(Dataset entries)
_____

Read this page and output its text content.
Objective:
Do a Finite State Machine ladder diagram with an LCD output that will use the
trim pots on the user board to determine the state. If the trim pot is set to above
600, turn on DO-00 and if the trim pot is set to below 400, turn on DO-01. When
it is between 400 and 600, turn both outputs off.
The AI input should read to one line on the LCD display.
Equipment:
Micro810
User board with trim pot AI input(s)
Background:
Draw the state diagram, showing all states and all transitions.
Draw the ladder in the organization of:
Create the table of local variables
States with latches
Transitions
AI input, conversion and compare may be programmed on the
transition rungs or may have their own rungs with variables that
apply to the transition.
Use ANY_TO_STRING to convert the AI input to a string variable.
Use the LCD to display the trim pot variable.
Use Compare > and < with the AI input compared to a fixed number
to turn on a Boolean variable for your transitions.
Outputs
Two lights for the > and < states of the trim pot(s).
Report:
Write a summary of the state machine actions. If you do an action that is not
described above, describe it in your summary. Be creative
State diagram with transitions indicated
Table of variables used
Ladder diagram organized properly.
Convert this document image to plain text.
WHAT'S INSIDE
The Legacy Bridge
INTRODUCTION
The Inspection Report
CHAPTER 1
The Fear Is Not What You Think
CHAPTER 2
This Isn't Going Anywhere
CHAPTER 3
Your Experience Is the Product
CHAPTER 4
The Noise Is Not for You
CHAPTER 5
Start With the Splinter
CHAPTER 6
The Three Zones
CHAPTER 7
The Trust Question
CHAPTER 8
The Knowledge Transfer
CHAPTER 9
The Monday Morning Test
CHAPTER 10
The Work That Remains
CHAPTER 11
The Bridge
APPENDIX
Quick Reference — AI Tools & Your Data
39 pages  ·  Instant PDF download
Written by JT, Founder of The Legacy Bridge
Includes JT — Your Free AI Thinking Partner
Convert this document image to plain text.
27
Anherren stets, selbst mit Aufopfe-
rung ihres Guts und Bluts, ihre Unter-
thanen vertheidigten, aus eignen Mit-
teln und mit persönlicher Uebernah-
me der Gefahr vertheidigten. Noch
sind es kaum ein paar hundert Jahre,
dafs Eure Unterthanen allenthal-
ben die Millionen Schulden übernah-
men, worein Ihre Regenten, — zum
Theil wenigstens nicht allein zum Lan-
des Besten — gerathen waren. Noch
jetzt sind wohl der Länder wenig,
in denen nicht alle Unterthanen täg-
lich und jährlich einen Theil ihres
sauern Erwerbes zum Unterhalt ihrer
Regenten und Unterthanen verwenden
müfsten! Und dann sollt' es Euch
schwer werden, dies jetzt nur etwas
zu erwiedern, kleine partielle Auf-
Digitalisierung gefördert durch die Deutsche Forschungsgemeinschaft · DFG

_____

_Required task_
Take the material above and return all of it exactly.

_Response_
Read this page and output its text content.
Objective:
Do a Finite State Machine ladder diagram with an LCD output that will use the
trim pots on the user board to determine the state. If the trim pot is set to above
600, turn on DO-00 and if the trim pot is set to below 400, turn on DO-01. When
it is between 400 and 600, turn both outputs off.
The AI input should read to one line on the LCD display.
Equipment:
Micro810
User board with trim pot AI input(s)
Background:
Draw the state diagram, showing all states and all transitions.
Draw the ladder in the organization of:
Create the table of local variables
States with latches
Transitions
AI input, conversion and compare may be programmed on the
transition rungs or may have their own rungs with variables that
apply to the transition.
Use ANY_TO_STRING to convert the AI input to a string variable.
Use the LCD to display the trim pot variable.
Use Compare > and < with the AI input compared to a fixed number
to turn on a Boolean variable for your transitions.
Outputs
Two lights for the > and < states of the trim pot(s).
Report:
Write a summary of the state machine actions. If you do an action that is not
described above, describe it in your summary. Be creative
State diagram with transitions indicated
Table of variables used
Ladder diagram organized properly.
Convert this document image to plain text.
WHAT'S INSIDE
The Legacy Bridge
INTRODUCTION
The Inspection Report
CHAPTER 1
The Fear Is Not What You Think
CHAPTER 2
This Isn't Going Anywhere
CHAPTER 3
Your Experience Is the Product
CHAPTER 4
The Noise Is Not for You
CHAPTER 5
Start With the Splinter
CHAPTER 6
The Three Zones
CHAPTER 7
The Trust Question
CHAPTER 8
The Knowledge Transfer
CHAPTER 9
The Monday Morning Test
CHAPTER 10
The Work That Remains
CHAPTER 11
The Bridge
APPENDIX
Quick Reference — AI Tools & Your Data
39 pages  ·  Instant PDF download
Written by JT, Founder of The Legacy Bridge
Includes JT — Your Free AI Thinking Partner
Convert this document image to plain text.
27
Anherren stets, selbst mit Aufopfe-
rung ihres Guts und Bluts, ihre Unter-
thanen vertheidigten, aus eignen Mit-
teln und mit persönlicher Uebernah-
me der Gefahr vertheidigten. Noch
sind es kaum ein paar hundert Jahre,
dafs Eure Unterthanen allenthal-
ben die Millionen Schulden übernah-
men, worein Ihre Regenten, — zum
Theil wenigstens nicht allein zum Lan-
des Besten — gerathen waren. Noch
jetzt sind wohl der Länder wenig,
in denen nicht alle Unterthanen täg-
lich und jährlich einen Theil ihres
sauern Erwerbes zum Unterhalt ihrer
Regenten und Unterthanen verwenden
müfsten! Und dann sollt' es Euch
schwer werden, dies jetzt nur etwas
zu erwiedern, kleine partielle Auf-
Digitalisierung gefördert durch die Deutsche Forschungsgemeinschaft · DFG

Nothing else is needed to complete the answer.